* **WHAT IS REQUIRED**: Collect each line containing "icon".

Records from a data source

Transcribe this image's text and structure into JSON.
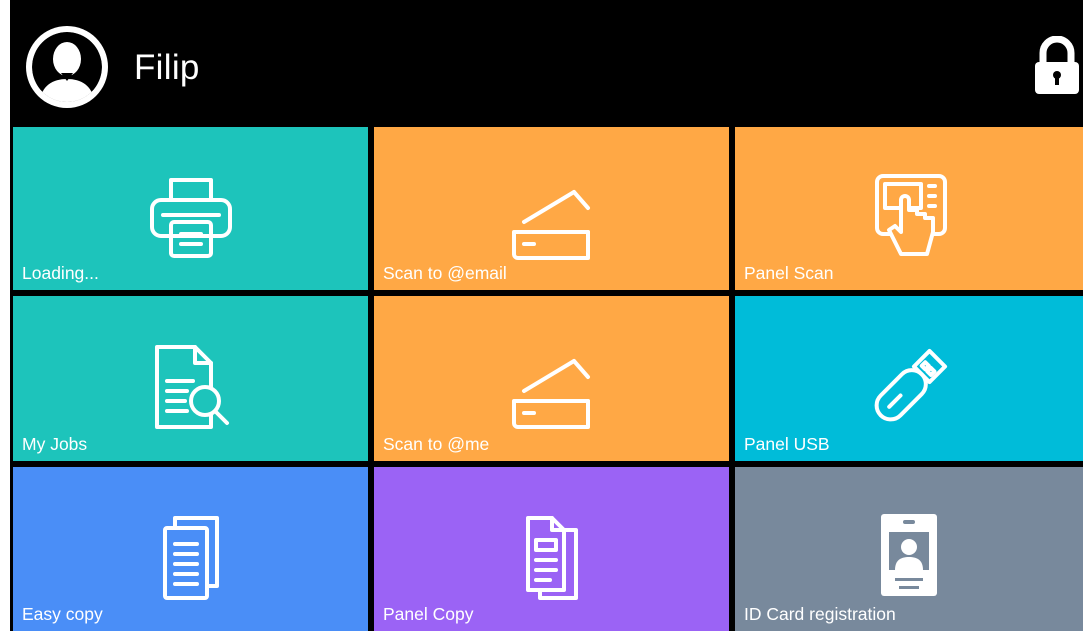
{
  "header": {
    "user_name": "Filip",
    "avatar_icon": "user-avatar-icon",
    "lock_icon": "lock-icon"
  },
  "tiles": [
    {
      "label": "Loading...",
      "icon": "printer-icon",
      "color": "#1dc4bb"
    },
    {
      "label": "Scan to @email",
      "icon": "scanner-icon",
      "color": "#ffa845"
    },
    {
      "label": "Panel Scan",
      "icon": "touch-panel-icon",
      "color": "#ffa845"
    },
    {
      "label": "My Jobs",
      "icon": "document-search-icon",
      "color": "#1dc4bb"
    },
    {
      "label": "Scan to @me",
      "icon": "scanner-icon",
      "color": "#ffa845"
    },
    {
      "label": "Panel USB",
      "icon": "usb-drive-icon",
      "color": "#00bcd9"
    },
    {
      "label": "Easy copy",
      "icon": "copy-documents-icon",
      "color": "#4a8ef7"
    },
    {
      "label": "Panel Copy",
      "icon": "copy-document-icon",
      "color": "#9b63f5"
    },
    {
      "label": "ID Card registration",
      "icon": "id-card-icon",
      "color": "#78899c"
    }
  ]
}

* **FINISHED EXERCISE**:
    "avatar_icon": "user-avatar-icon",
    "lock_icon": "lock-icon"
      "icon": "printer-icon",
      "icon": "scanner-icon",
      "icon": "touch-panel-icon",
      "icon": "document-search-icon",
      "icon": "scanner-icon",
      "icon": "usb-drive-icon",
      "icon": "copy-documents-icon",
      "icon": "copy-document-icon",
      "icon": "id-card-icon",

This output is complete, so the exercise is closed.